# Do this
What follows is a set of entries. Give them again exactly, without the pictures.

# Provided data
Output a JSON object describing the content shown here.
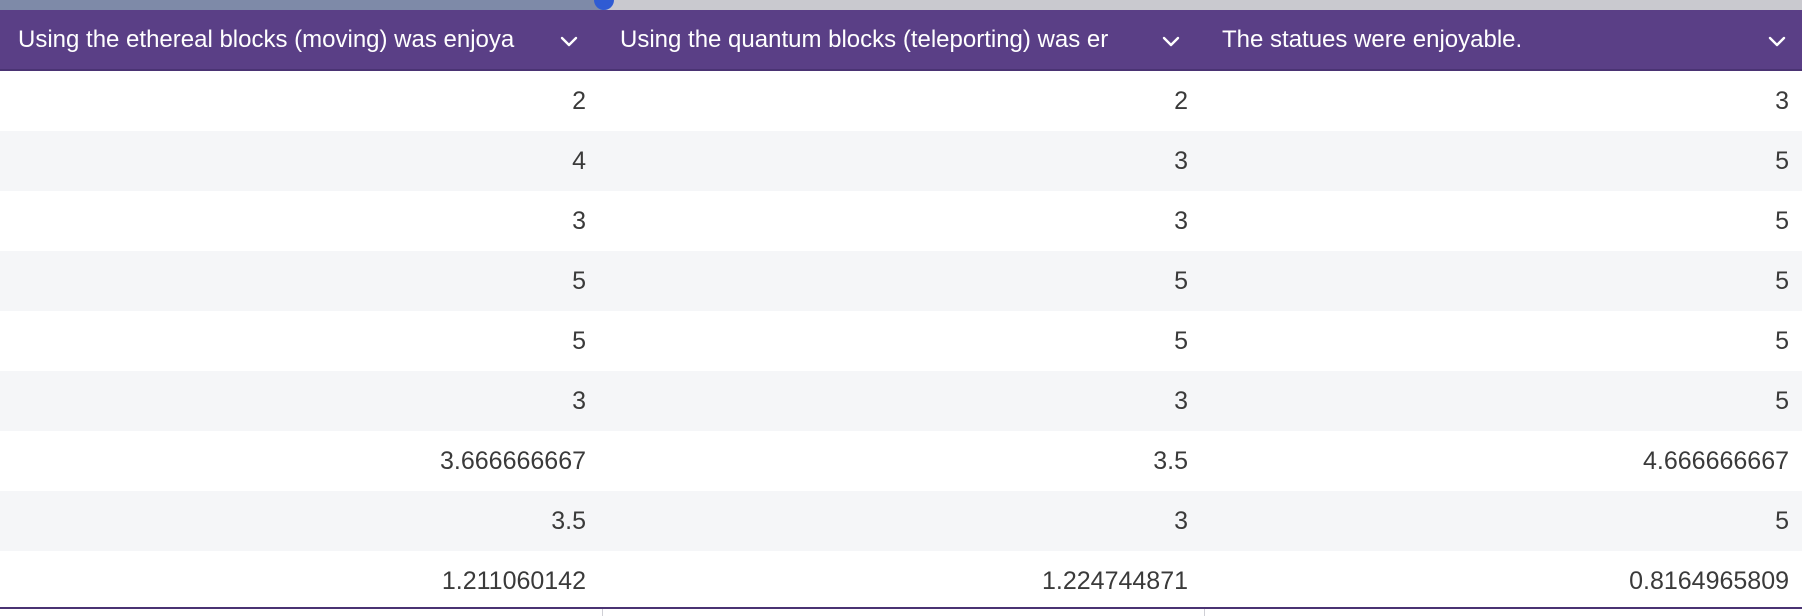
{
  "scrollbar": {
    "position_fraction": 0.335
  },
  "columns": [
    {
      "label": "Using the ethereal blocks (moving) was enjoya",
      "icon": "chevron-down-icon"
    },
    {
      "label": "Using the quantum blocks (teleporting) was er",
      "icon": "chevron-down-icon"
    },
    {
      "label": "The statues were enjoyable.",
      "icon": "chevron-down-icon"
    }
  ],
  "rows": [
    [
      "2",
      "2",
      "3"
    ],
    [
      "4",
      "3",
      "5"
    ],
    [
      "3",
      "3",
      "5"
    ],
    [
      "5",
      "5",
      "5"
    ],
    [
      "5",
      "5",
      "5"
    ],
    [
      "3",
      "3",
      "5"
    ],
    [
      "3.666666667",
      "3.5",
      "4.666666667"
    ],
    [
      "3.5",
      "3",
      "5"
    ],
    [
      "1.211060142",
      "1.224744871",
      "0.8164965809"
    ]
  ],
  "colors": {
    "header_bg": "#5a3f86",
    "header_text": "#ffffff",
    "row_alt_bg": "#f5f6f8",
    "scroll_thumb": "#2f5bd3"
  }
}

# Exercise output
Output a JSON object describing the content shown here.
{
  "scrollbar": {
    "position_fraction": 0.335
  },
  "columns": [
    {
      "label": "Using the ethereal blocks (moving) was enjoya",
      "icon": "chevron-down-icon"
    },
    {
      "label": "Using the quantum blocks (teleporting) was er",
      "icon": "chevron-down-icon"
    },
    {
      "label": "The statues were enjoyable.",
      "icon": "chevron-down-icon"
    }
  ],
  "rows": [
    [
      "2",
      "2",
      "3"
    ],
    [
      "4",
      "3",
      "5"
    ],
    [
      "3",
      "3",
      "5"
    ],
    [
      "5",
      "5",
      "5"
    ],
    [
      "5",
      "5",
      "5"
    ],
    [
      "3",
      "3",
      "5"
    ],
    [
      "3.666666667",
      "3.5",
      "4.666666667"
    ],
    [
      "3.5",
      "3",
      "5"
    ],
    [
      "1.211060142",
      "1.224744871",
      "0.8164965809"
    ]
  ],
  "colors": {
    "header_bg": "#5a3f86",
    "header_text": "#ffffff",
    "row_alt_bg": "#f5f6f8",
    "scroll_thumb": "#2f5bd3"
  }
}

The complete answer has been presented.